• **INSTRUCTIONS TO FOLLOW**: Pick out each line of the records in which the word "meet" appears.

Data excerpts:
---------------

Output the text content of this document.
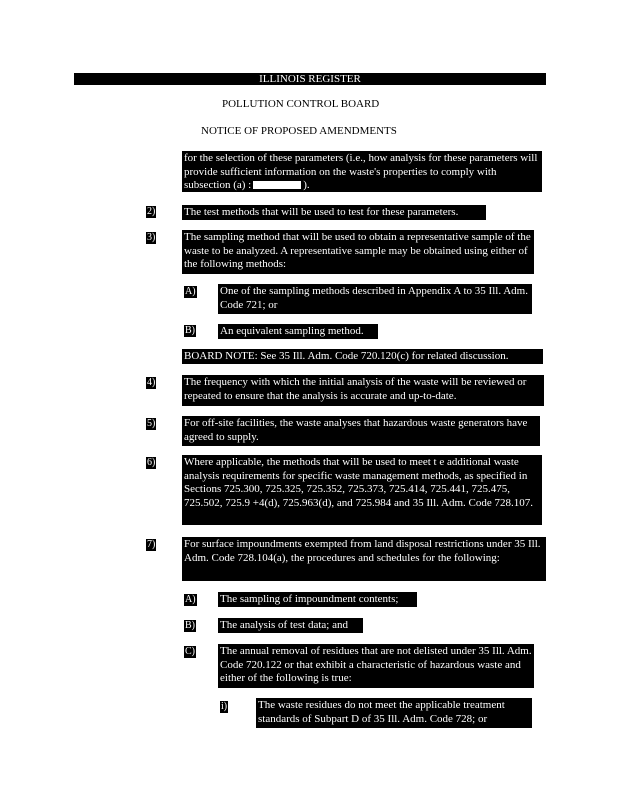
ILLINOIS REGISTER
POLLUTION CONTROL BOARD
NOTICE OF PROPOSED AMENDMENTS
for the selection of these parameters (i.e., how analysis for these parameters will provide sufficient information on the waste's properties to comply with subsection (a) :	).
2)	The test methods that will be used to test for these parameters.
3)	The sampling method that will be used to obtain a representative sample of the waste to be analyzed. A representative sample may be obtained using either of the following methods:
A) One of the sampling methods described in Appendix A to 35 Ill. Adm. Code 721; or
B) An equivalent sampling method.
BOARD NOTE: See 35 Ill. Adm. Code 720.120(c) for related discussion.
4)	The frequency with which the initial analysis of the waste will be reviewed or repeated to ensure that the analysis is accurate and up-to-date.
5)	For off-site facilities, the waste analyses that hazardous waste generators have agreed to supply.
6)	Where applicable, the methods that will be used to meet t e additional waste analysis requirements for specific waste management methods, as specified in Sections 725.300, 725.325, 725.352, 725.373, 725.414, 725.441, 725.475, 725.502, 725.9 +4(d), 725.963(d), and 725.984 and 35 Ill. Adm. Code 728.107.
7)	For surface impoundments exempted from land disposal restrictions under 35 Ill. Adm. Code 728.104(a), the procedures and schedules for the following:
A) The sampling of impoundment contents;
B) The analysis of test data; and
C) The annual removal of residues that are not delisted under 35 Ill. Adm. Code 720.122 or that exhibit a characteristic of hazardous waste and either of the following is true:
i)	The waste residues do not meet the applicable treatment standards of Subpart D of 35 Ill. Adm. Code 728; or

---------------

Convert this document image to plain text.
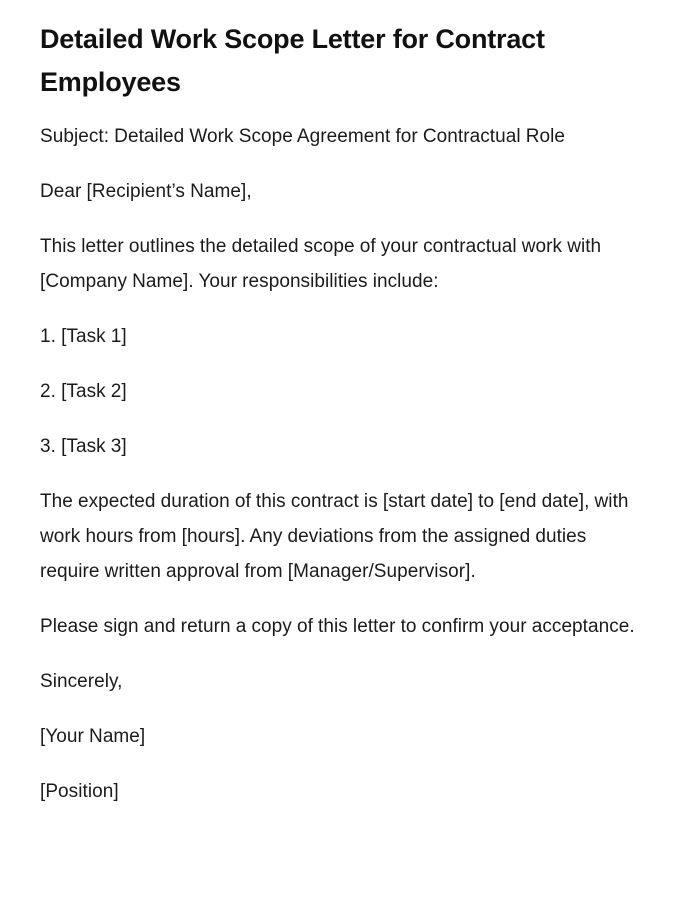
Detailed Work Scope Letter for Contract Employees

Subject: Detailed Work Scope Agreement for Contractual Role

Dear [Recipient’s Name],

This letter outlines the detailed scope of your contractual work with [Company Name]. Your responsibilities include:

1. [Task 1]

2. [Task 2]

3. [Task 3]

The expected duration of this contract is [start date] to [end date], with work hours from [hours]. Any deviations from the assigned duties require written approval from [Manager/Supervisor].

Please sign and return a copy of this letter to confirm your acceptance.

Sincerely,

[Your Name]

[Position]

---------------

• **RESULT OF THIS EXERCISE**:
6)	Where applicable, the methods that will be used to meet t e additional waste analysis requirements for specific waste management methods, as specified in Sections 725.300, 725.325, 725.352, 725.373, 725.414, 725.441, 725.475, 725.502, 725.9 +4(d), 725.963(d), and 725.984 and 35 Ill. Adm. Code 728.107.
i)	The waste residues do not meet the applicable treatment standards of Subpart D of 35 Ill. Adm. Code 728; or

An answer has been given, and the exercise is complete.